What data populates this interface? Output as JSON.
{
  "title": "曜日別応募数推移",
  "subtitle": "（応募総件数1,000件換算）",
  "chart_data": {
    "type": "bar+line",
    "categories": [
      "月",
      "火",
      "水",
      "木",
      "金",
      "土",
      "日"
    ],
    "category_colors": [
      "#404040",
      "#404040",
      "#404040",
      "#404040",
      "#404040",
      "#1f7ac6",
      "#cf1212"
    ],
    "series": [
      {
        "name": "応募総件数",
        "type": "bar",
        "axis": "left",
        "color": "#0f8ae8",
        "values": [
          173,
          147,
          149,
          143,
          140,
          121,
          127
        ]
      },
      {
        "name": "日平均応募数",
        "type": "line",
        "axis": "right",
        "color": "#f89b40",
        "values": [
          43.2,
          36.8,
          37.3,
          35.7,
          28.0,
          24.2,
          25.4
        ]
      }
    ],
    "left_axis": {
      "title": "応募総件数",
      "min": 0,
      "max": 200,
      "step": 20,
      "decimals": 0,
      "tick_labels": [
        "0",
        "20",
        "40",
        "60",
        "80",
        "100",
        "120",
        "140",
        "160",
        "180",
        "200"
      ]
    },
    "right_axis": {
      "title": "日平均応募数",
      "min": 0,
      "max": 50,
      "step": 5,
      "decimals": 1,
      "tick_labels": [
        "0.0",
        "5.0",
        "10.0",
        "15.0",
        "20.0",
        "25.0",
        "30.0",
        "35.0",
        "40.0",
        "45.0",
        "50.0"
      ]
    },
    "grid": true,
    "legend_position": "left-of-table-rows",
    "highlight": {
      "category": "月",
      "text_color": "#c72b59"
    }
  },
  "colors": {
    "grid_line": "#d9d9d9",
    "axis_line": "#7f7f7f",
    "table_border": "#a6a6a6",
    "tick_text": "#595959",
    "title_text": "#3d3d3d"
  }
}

Exercise description =
Copy out all of the records shown above exactly.

Final answer =
What data populates this interface? Output as JSON.
{
  "title": "曜日別応募数推移",
  "subtitle": "（応募総件数1,000件換算）",
  "chart_data": {
    "type": "bar+line",
    "categories": [
      "月",
      "火",
      "水",
      "木",
      "金",
      "土",
      "日"
    ],
    "category_colors": [
      "#404040",
      "#404040",
      "#404040",
      "#404040",
      "#404040",
      "#1f7ac6",
      "#cf1212"
    ],
    "series": [
      {
        "name": "応募総件数",
        "type": "bar",
        "axis": "left",
        "color": "#0f8ae8",
        "values": [
          173,
          147,
          149,
          143,
          140,
          121,
          127
        ]
      },
      {
        "name": "日平均応募数",
        "type": "line",
        "axis": "right",
        "color": "#f89b40",
        "values": [
          43.2,
          36.8,
          37.3,
          35.7,
          28.0,
          24.2,
          25.4
        ]
      }
    ],
    "left_axis": {
      "title": "応募総件数",
      "min": 0,
      "max": 200,
      "step": 20,
      "decimals": 0,
      "tick_labels": [
        "0",
        "20",
        "40",
        "60",
        "80",
        "100",
        "120",
        "140",
        "160",
        "180",
        "200"
      ]
    },
    "right_axis": {
      "title": "日平均応募数",
      "min": 0,
      "max": 50,
      "step": 5,
      "decimals": 1,
      "tick_labels": [
        "0.0",
        "5.0",
        "10.0",
        "15.0",
        "20.0",
        "25.0",
        "30.0",
        "35.0",
        "40.0",
        "45.0",
        "50.0"
      ]
    },
    "grid": true,
    "legend_position": "left-of-table-rows",
    "highlight": {
      "category": "月",
      "text_color": "#c72b59"
    }
  },
  "colors": {
    "grid_line": "#d9d9d9",
    "axis_line": "#7f7f7f",
    "table_border": "#a6a6a6",
    "tick_text": "#595959",
    "title_text": "#3d3d3d"
  }
}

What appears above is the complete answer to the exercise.